* EXERCISE *
Write out the material exactly, without any of its pictures.

-- BEGIN SUPPLIED MATERIAL --

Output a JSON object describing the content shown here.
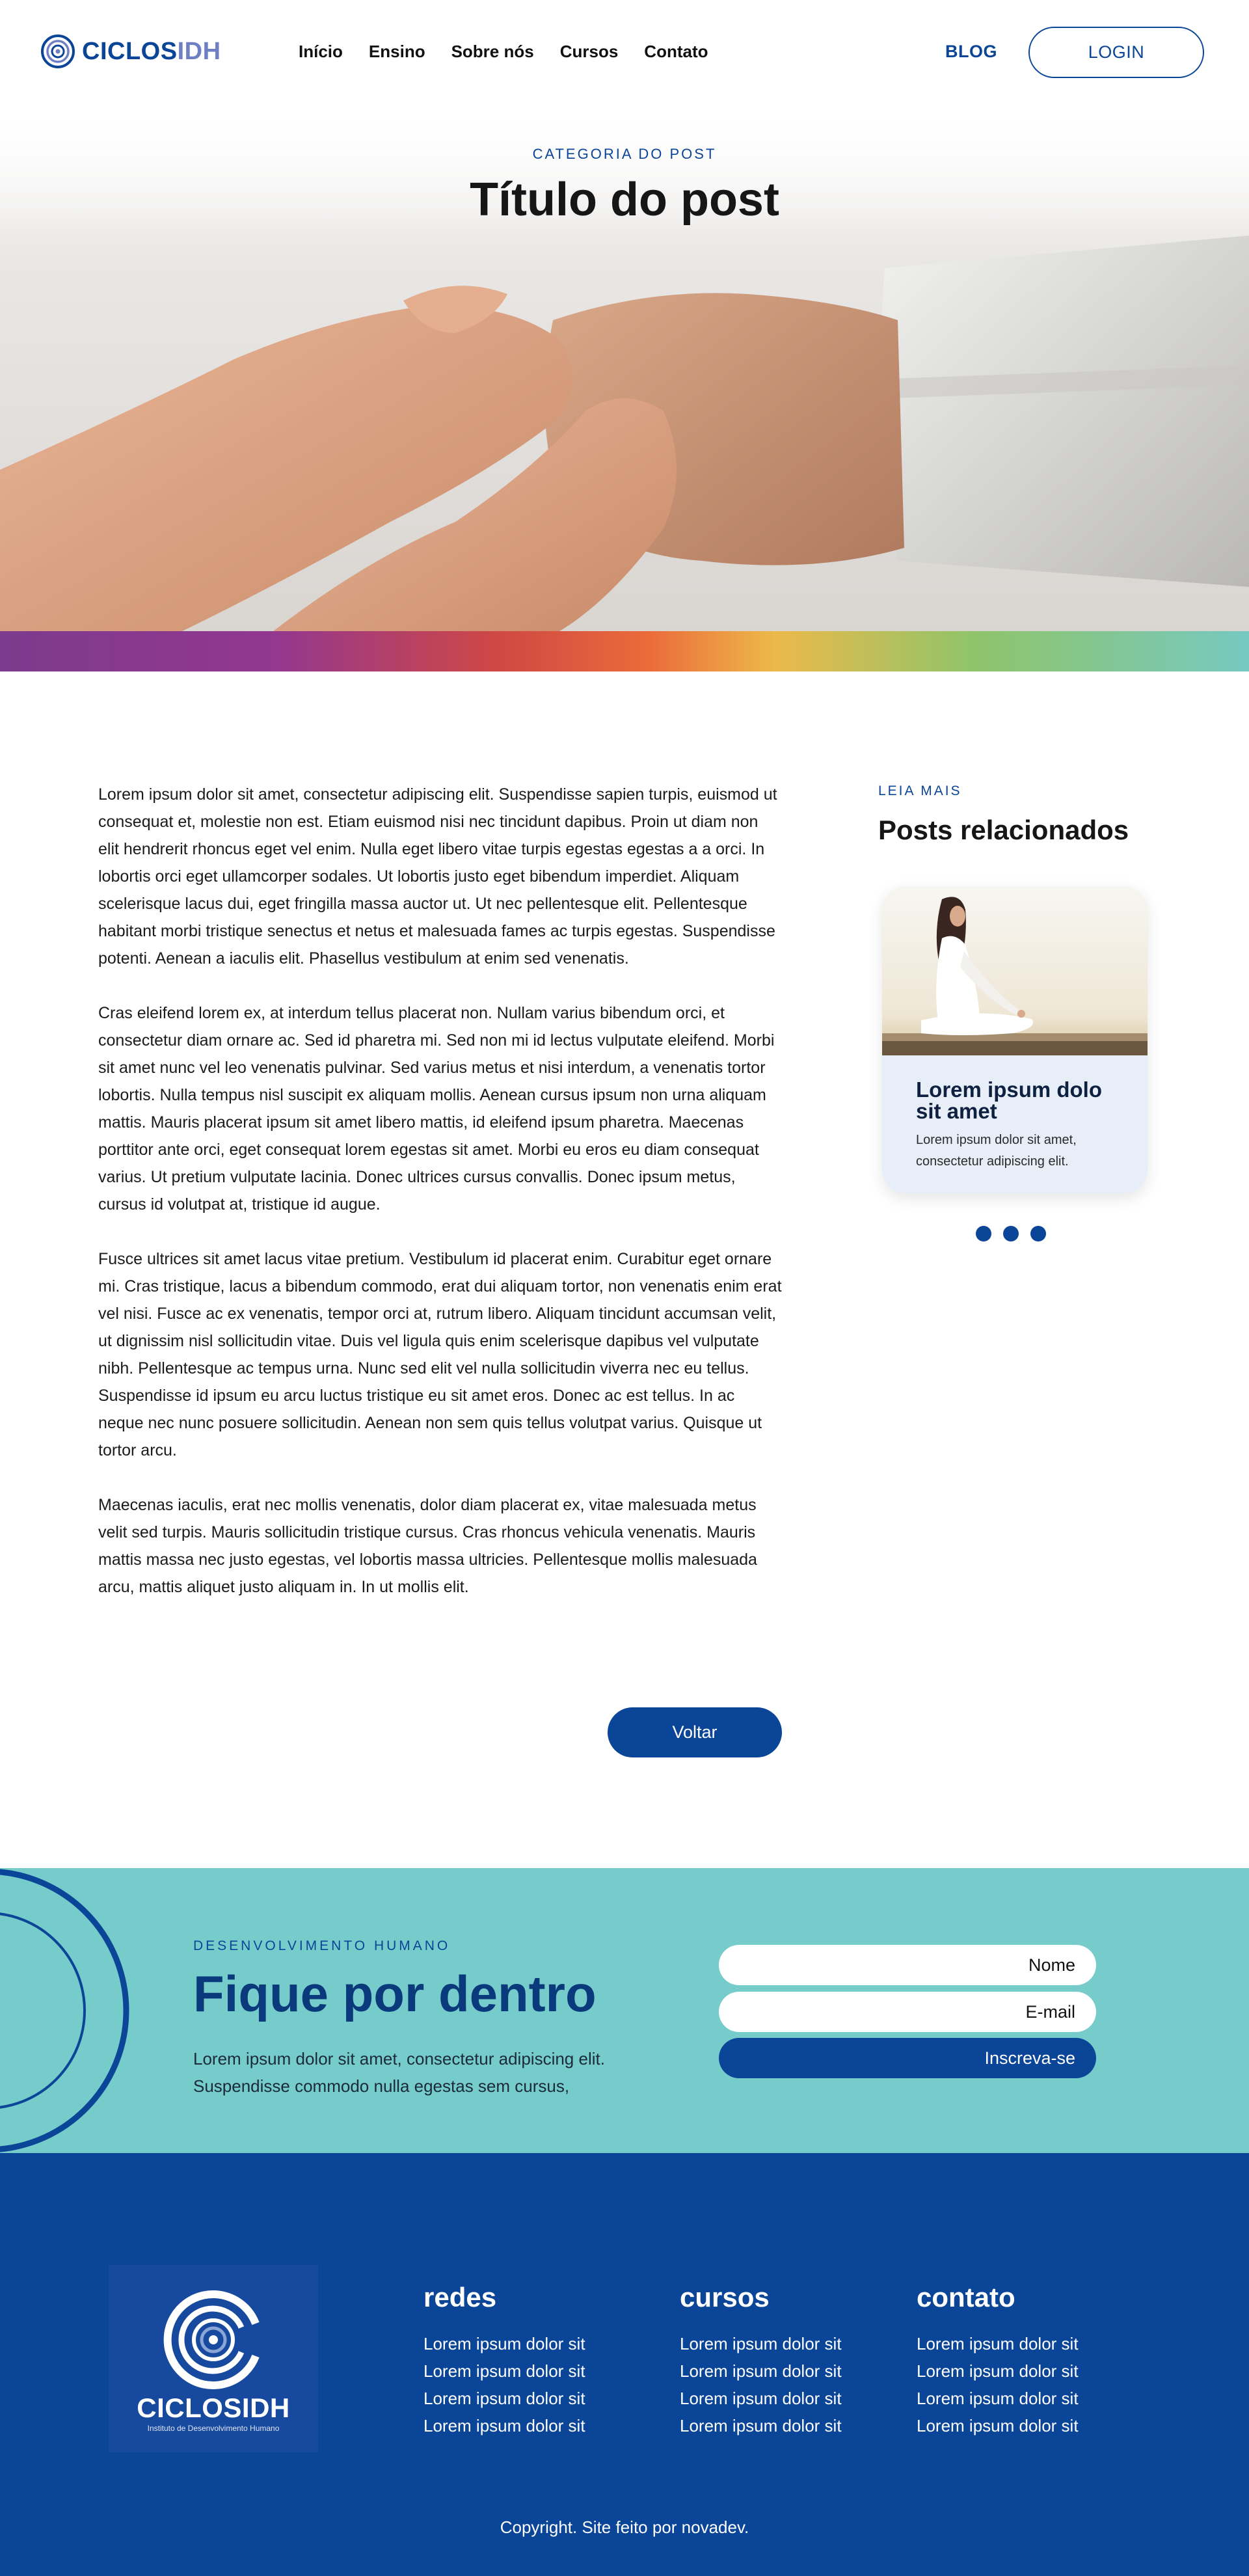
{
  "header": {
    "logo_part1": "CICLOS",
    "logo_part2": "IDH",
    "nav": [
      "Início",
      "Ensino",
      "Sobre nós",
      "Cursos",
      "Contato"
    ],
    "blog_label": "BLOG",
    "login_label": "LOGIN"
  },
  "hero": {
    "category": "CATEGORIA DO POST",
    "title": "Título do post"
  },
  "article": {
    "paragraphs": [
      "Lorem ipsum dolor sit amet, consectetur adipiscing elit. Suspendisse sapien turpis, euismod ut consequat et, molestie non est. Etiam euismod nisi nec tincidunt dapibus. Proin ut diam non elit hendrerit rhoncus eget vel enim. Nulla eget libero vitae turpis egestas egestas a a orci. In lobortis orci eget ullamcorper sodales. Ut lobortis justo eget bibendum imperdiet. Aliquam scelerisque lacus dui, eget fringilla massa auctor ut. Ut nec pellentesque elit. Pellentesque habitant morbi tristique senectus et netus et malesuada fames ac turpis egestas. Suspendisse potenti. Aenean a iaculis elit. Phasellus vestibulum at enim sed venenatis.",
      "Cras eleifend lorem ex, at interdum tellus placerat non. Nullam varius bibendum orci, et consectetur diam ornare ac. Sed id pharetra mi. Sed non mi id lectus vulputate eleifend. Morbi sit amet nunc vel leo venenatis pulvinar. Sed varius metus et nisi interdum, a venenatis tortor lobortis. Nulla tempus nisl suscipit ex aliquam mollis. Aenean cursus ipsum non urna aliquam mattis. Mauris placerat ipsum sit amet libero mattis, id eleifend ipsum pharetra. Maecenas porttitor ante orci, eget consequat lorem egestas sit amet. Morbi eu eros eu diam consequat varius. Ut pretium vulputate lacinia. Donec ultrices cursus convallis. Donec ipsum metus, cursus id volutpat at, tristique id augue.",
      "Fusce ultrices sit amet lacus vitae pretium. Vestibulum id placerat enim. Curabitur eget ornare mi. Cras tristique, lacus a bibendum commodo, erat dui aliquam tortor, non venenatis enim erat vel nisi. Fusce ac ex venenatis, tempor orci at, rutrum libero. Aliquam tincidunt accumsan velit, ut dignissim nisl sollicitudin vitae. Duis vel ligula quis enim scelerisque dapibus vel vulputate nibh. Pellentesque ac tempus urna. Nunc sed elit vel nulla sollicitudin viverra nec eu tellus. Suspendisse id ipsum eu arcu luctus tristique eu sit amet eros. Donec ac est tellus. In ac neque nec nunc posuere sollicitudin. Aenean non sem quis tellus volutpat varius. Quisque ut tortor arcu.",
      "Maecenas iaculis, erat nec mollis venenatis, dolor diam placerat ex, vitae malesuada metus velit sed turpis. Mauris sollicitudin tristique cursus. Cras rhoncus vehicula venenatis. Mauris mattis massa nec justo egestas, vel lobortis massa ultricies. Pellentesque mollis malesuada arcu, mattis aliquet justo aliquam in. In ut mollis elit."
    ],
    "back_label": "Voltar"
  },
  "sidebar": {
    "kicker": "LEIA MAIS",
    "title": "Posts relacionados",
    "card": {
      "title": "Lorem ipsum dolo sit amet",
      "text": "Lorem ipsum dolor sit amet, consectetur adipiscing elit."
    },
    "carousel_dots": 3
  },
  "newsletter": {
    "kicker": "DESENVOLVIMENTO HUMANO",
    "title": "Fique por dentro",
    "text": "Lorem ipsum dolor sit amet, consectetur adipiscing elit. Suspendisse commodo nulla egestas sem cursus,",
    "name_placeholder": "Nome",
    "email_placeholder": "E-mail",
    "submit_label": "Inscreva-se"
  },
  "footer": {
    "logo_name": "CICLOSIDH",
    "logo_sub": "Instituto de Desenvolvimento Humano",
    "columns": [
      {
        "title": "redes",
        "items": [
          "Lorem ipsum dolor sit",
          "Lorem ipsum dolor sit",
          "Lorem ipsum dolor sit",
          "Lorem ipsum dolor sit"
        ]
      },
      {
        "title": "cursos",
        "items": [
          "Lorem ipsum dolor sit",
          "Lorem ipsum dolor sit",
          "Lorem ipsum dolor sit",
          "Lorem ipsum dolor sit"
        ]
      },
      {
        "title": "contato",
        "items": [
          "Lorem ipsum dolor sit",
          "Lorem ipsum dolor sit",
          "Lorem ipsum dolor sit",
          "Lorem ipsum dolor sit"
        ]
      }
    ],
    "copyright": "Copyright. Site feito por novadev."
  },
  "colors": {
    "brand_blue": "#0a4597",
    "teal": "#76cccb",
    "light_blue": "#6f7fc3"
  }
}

-- END SUPPLIED MATERIAL --

* ANSWER TO THE TASK *
Output a JSON object describing the content shown here.
{
  "header": {
    "logo_part1": "CICLOS",
    "logo_part2": "IDH",
    "nav": [
      "Início",
      "Ensino",
      "Sobre nós",
      "Cursos",
      "Contato"
    ],
    "blog_label": "BLOG",
    "login_label": "LOGIN"
  },
  "hero": {
    "category": "CATEGORIA DO POST",
    "title": "Título do post"
  },
  "article": {
    "paragraphs": [
      "Lorem ipsum dolor sit amet, consectetur adipiscing elit. Suspendisse sapien turpis, euismod ut consequat et, molestie non est. Etiam euismod nisi nec tincidunt dapibus. Proin ut diam non elit hendrerit rhoncus eget vel enim. Nulla eget libero vitae turpis egestas egestas a a orci. In lobortis orci eget ullamcorper sodales. Ut lobortis justo eget bibendum imperdiet. Aliquam scelerisque lacus dui, eget fringilla massa auctor ut. Ut nec pellentesque elit. Pellentesque habitant morbi tristique senectus et netus et malesuada fames ac turpis egestas. Suspendisse potenti. Aenean a iaculis elit. Phasellus vestibulum at enim sed venenatis.",
      "Cras eleifend lorem ex, at interdum tellus placerat non. Nullam varius bibendum orci, et consectetur diam ornare ac. Sed id pharetra mi. Sed non mi id lectus vulputate eleifend. Morbi sit amet nunc vel leo venenatis pulvinar. Sed varius metus et nisi interdum, a venenatis tortor lobortis. Nulla tempus nisl suscipit ex aliquam mollis. Aenean cursus ipsum non urna aliquam mattis. Mauris placerat ipsum sit amet libero mattis, id eleifend ipsum pharetra. Maecenas porttitor ante orci, eget consequat lorem egestas sit amet. Morbi eu eros eu diam consequat varius. Ut pretium vulputate lacinia. Donec ultrices cursus convallis. Donec ipsum metus, cursus id volutpat at, tristique id augue.",
      "Fusce ultrices sit amet lacus vitae pretium. Vestibulum id placerat enim. Curabitur eget ornare mi. Cras tristique, lacus a bibendum commodo, erat dui aliquam tortor, non venenatis enim erat vel nisi. Fusce ac ex venenatis, tempor orci at, rutrum libero. Aliquam tincidunt accumsan velit, ut dignissim nisl sollicitudin vitae. Duis vel ligula quis enim scelerisque dapibus vel vulputate nibh. Pellentesque ac tempus urna. Nunc sed elit vel nulla sollicitudin viverra nec eu tellus. Suspendisse id ipsum eu arcu luctus tristique eu sit amet eros. Donec ac est tellus. In ac neque nec nunc posuere sollicitudin. Aenean non sem quis tellus volutpat varius. Quisque ut tortor arcu.",
      "Maecenas iaculis, erat nec mollis venenatis, dolor diam placerat ex, vitae malesuada metus velit sed turpis. Mauris sollicitudin tristique cursus. Cras rhoncus vehicula venenatis. Mauris mattis massa nec justo egestas, vel lobortis massa ultricies. Pellentesque mollis malesuada arcu, mattis aliquet justo aliquam in. In ut mollis elit."
    ],
    "back_label": "Voltar"
  },
  "sidebar": {
    "kicker": "LEIA MAIS",
    "title": "Posts relacionados",
    "card": {
      "title": "Lorem ipsum dolo sit amet",
      "text": "Lorem ipsum dolor sit amet, consectetur adipiscing elit."
    },
    "carousel_dots": 3
  },
  "newsletter": {
    "kicker": "DESENVOLVIMENTO HUMANO",
    "title": "Fique por dentro",
    "text": "Lorem ipsum dolor sit amet, consectetur adipiscing elit. Suspendisse commodo nulla egestas sem cursus,",
    "name_placeholder": "Nome",
    "email_placeholder": "E-mail",
    "submit_label": "Inscreva-se"
  },
  "footer": {
    "logo_name": "CICLOSIDH",
    "logo_sub": "Instituto de Desenvolvimento Humano",
    "columns": [
      {
        "title": "redes",
        "items": [
          "Lorem ipsum dolor sit",
          "Lorem ipsum dolor sit",
          "Lorem ipsum dolor sit",
          "Lorem ipsum dolor sit"
        ]
      },
      {
        "title": "cursos",
        "items": [
          "Lorem ipsum dolor sit",
          "Lorem ipsum dolor sit",
          "Lorem ipsum dolor sit",
          "Lorem ipsum dolor sit"
        ]
      },
      {
        "title": "contato",
        "items": [
          "Lorem ipsum dolor sit",
          "Lorem ipsum dolor sit",
          "Lorem ipsum dolor sit",
          "Lorem ipsum dolor sit"
        ]
      }
    ],
    "copyright": "Copyright. Site feito por novadev."
  },
  "colors": {
    "brand_blue": "#0a4597",
    "teal": "#76cccb",
    "light_blue": "#6f7fc3"
  }
}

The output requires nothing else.